1.15.2012

A pressa paulistana



São Paulo: a maior cidade do hemisfério sul, a capital da locomotiva bandeirante do Brasil, a desordenada aglomeração urbana que conjuga todas as contradições do horror chamado Brasil em versões cruas e sanguinárias.

Cidade acelerada, que não tolera a vagarosidade dos velhos e aleijados, dos distraídos e confusos.  Cidade cujas escadas rolantes são mais rápidas do que em qualquer outra cidade. Sim, elas têm velocidades variáveis e em São Paulo  são programadas para a máxima aceleração. Nada deve ser lento em São Paulo, sob pena de ser vítima do ódio do paulistano, esse tipo que ama a pressa e coloca a velocidade no altar de seus afetos mais caros.

Velocidade onipresente que se choca com uma frota de veículos incompatível com o tamanho de suas ruas e avenidas – todas elas congestionadas, cinzas, dominadas pela tensão de motoristas dispostos a matar por espaço. Velocidade que domina também os pedestres, que se empurram e se trombam já sem nenhum pedido de desculpas, acostumados com a pressa que dita o ritmo de seus passos mal-humorados – e então correm na frente dos carros, desafiam os faróis vermelhos para chegar mais rápido do outro lado de uma avenida qualquer, serpenteiam entre as multidões na ânsia de chegar mais rápido, seja lá para onde estejam indo.

### Dados exibidos
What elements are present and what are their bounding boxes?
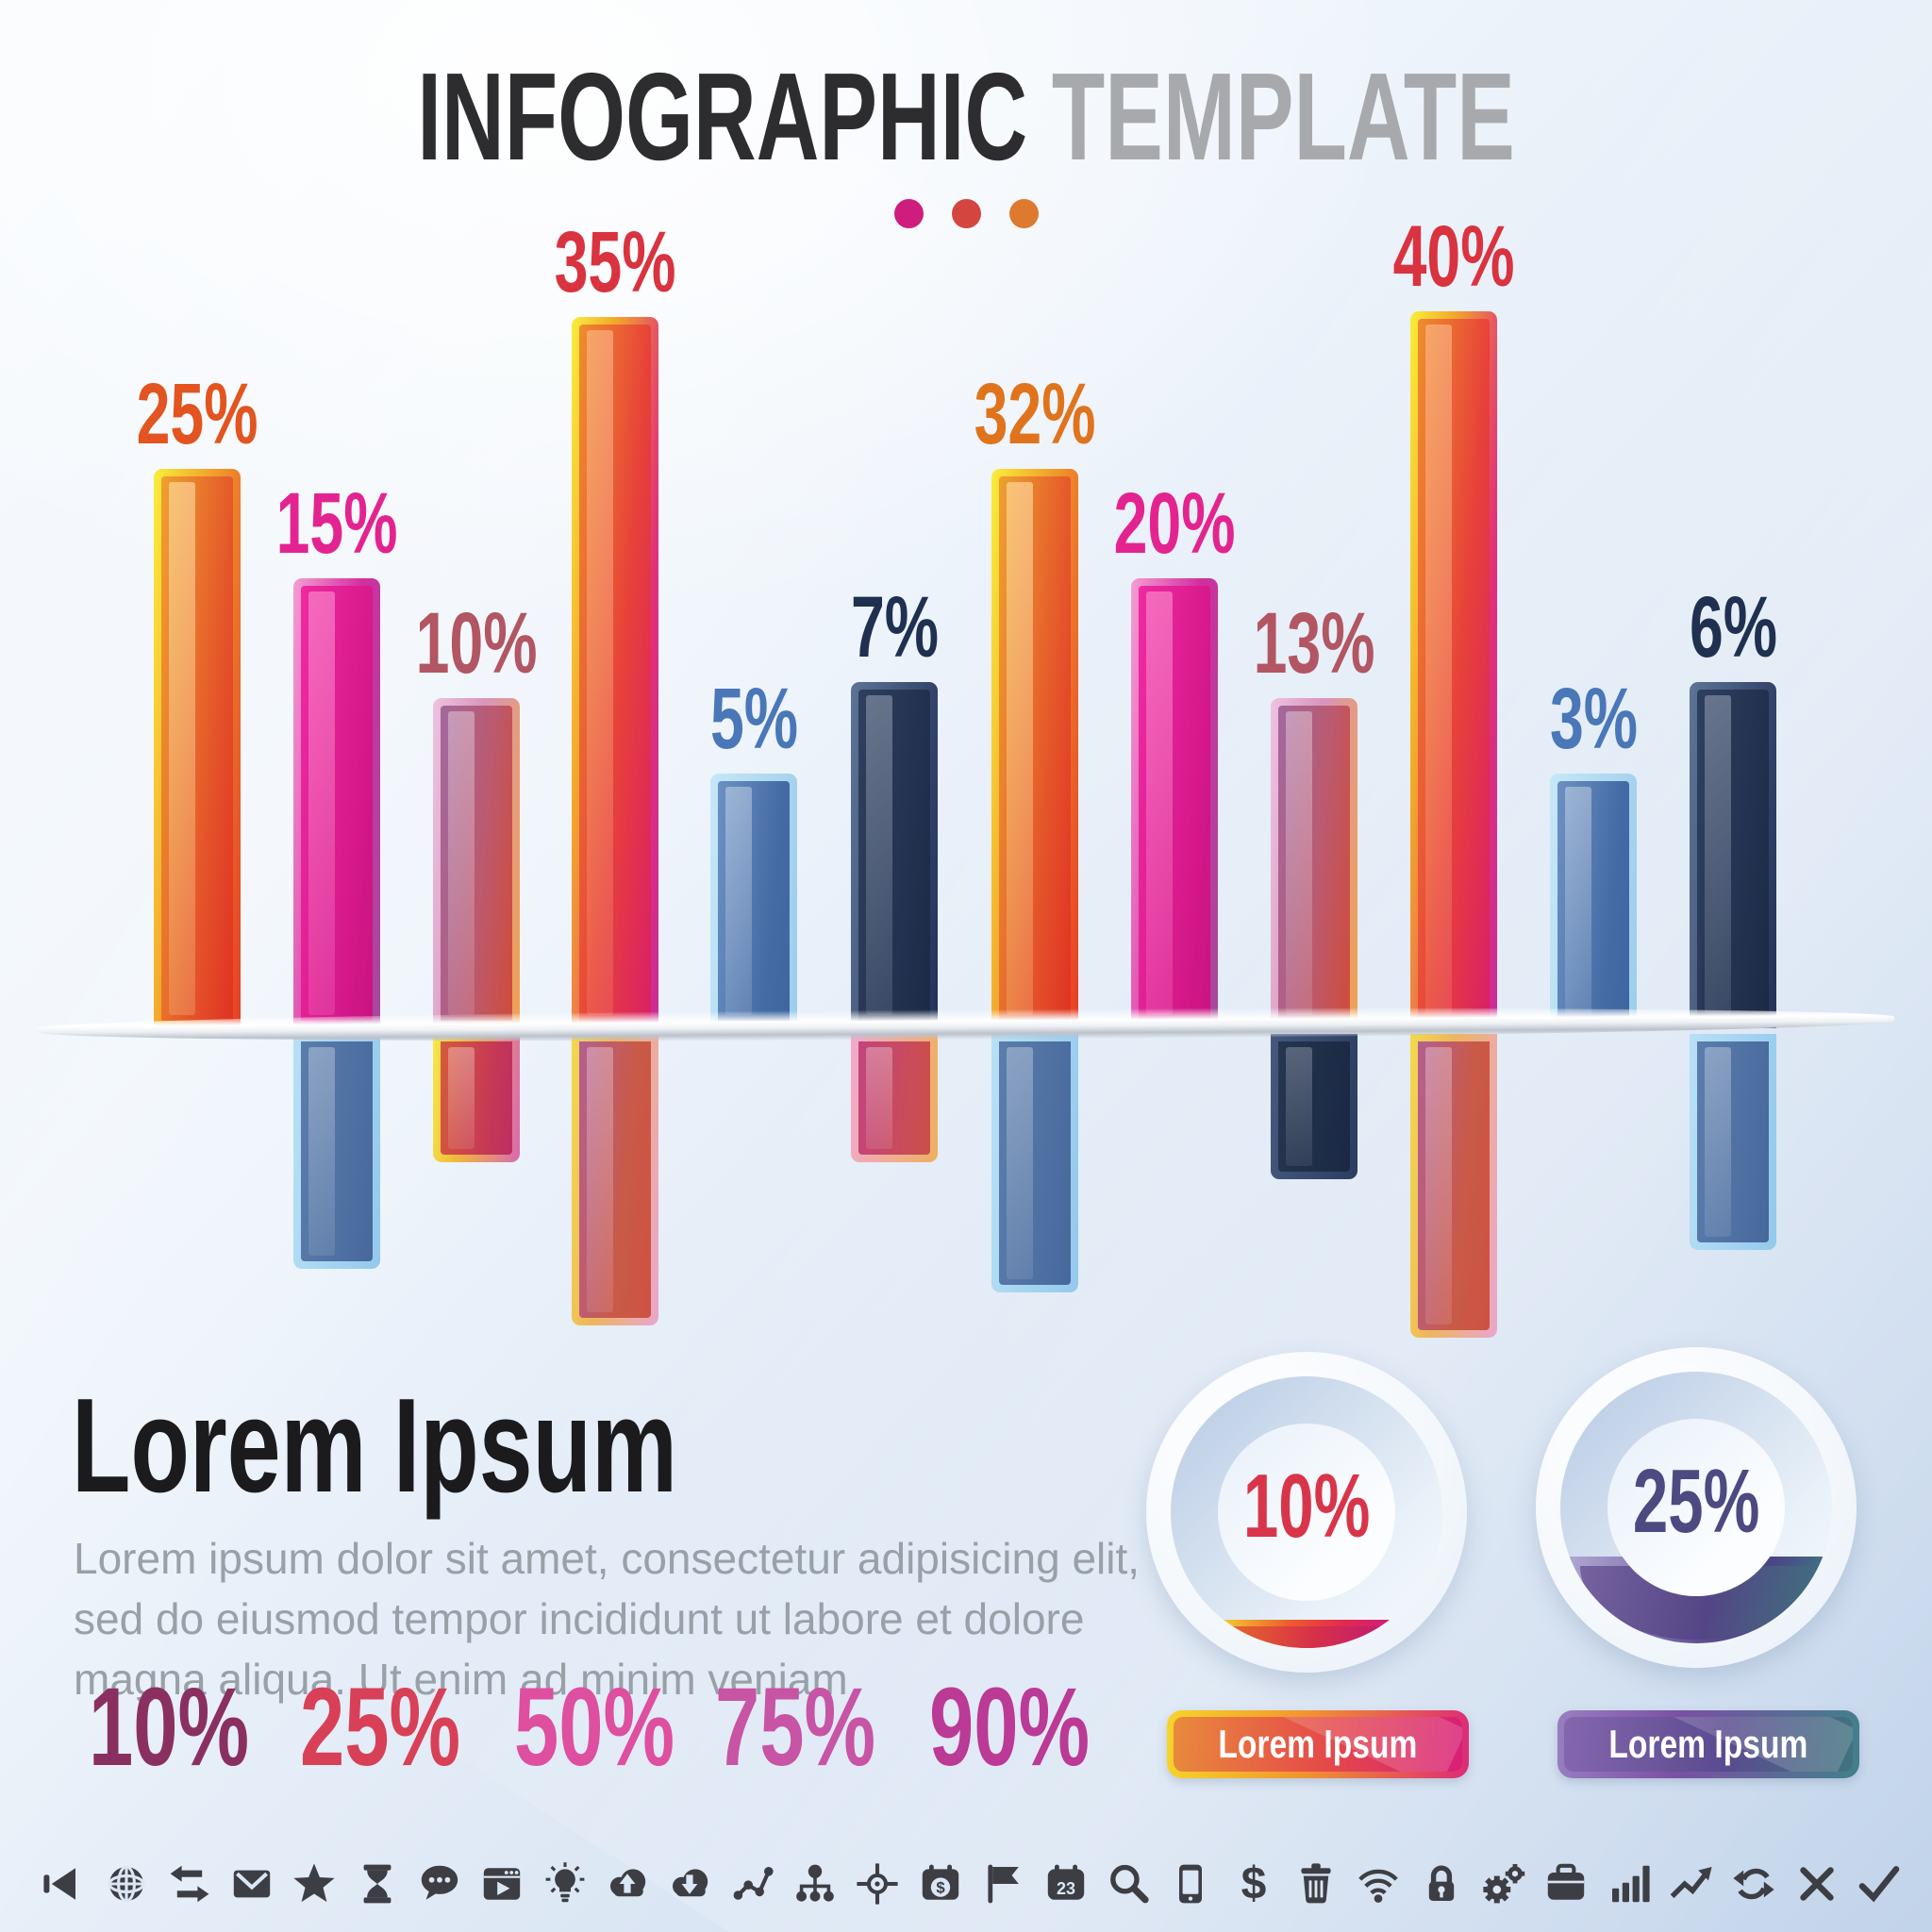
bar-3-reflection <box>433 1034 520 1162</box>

### Pedido por escrito 1
Responda com base no texto sobre a pressa paulistana:
(a) Como São Paulo é descrita em relação ao hemisfério sul?
(b) Para que velocidade as escadas rolantes de São Paulo são programadas?
(c) O que os pedestres desafiam para chegar mais rápido do outro lado de uma avenida?
### Pedido por escrito 2
Reproduza o trecho do texto sobre a pressa paulistana, começando nas palavras "Velocidade onipresente que" e parando depois de "onde estejam indo.".
### Pedido por escrito 3
Prossiga com o texto sobre a pressa paulistana a partir do ponto em que ele termina.

### Resultado 1
(a) Como a maior cidade do hemisfério sul.
(b) Para a máxima aceleração.
(c) Os faróis vermelhos.

### Resultado 2
Velocidade onipresente que se choca com uma frota de veículos incompatível com o tamanho de suas ruas e avenidas – todas elas congestionadas, cinzas, dominadas pela tensão de motoristas dispostos a matar por espaço. Velocidade que domina também os pedestres, que se empurram e se trombam já sem nenhum pedido de desculpas, acostumados com a pressa que dita o ritmo de seus passos mal-humorados – e então correm na frente dos carros, desafiam os faróis vermelhos para chegar mais rápido do outro lado de uma avenida qualquer, serpenteiam entre as multidões na ânsia de chegar mais rápido, seja lá para onde estejam indo.

### Resultado 3
O efeito dessa aceleração: todos em São Paulo estão atrasados, ansiosos, perdidos. Morrem de tédio se não têm compromissos, agitam-se nos dias de folga, ficam deprimidos quando estão de férias. Precisam de aceleração o tempo todo, da sensação esmagadora dos ponteiros do relógio berrando qual será a próxima tarefa a ser cumprida.

Se vai jantar fora, o paulistano sente horror se o garçom demora dois minutos para trazer o cardápio. Aborrecido, reclama que o prato principal vai chegar muito depois de degustada as entradas. Depois, vai vociferar ainda um pouco mais, ante o congestionamento inusitado nesse sábado à noite deslumbrante.

Não é inusitado: há anos que filas imensas de carros já são parte da paisagem noturna de São Paulo. Mesmo nos finais de semana. É como se a cidade dissesse para todos: vocês não vão conseguir ficar livres da pressão. Da tormenta. Da necessidade de ir rápido para algum lugar. Vocês serão para sempre acelerados.

Para sempre correndo e sem nem saber o porquê.

O paulistano sente orgulho de sua pressa. Sente orgulho de seus engarrafamentos. Sente orgulho de seu metrô e de suas escadas rolantes que giram mais rápido. Paulistanamente crê que o mundo todo é assim, porque o mundo do paulistano é esse desastre chamado São Paulo.

Esse belo e interessantíssimo desastre abençoado pela Santa Aceleração.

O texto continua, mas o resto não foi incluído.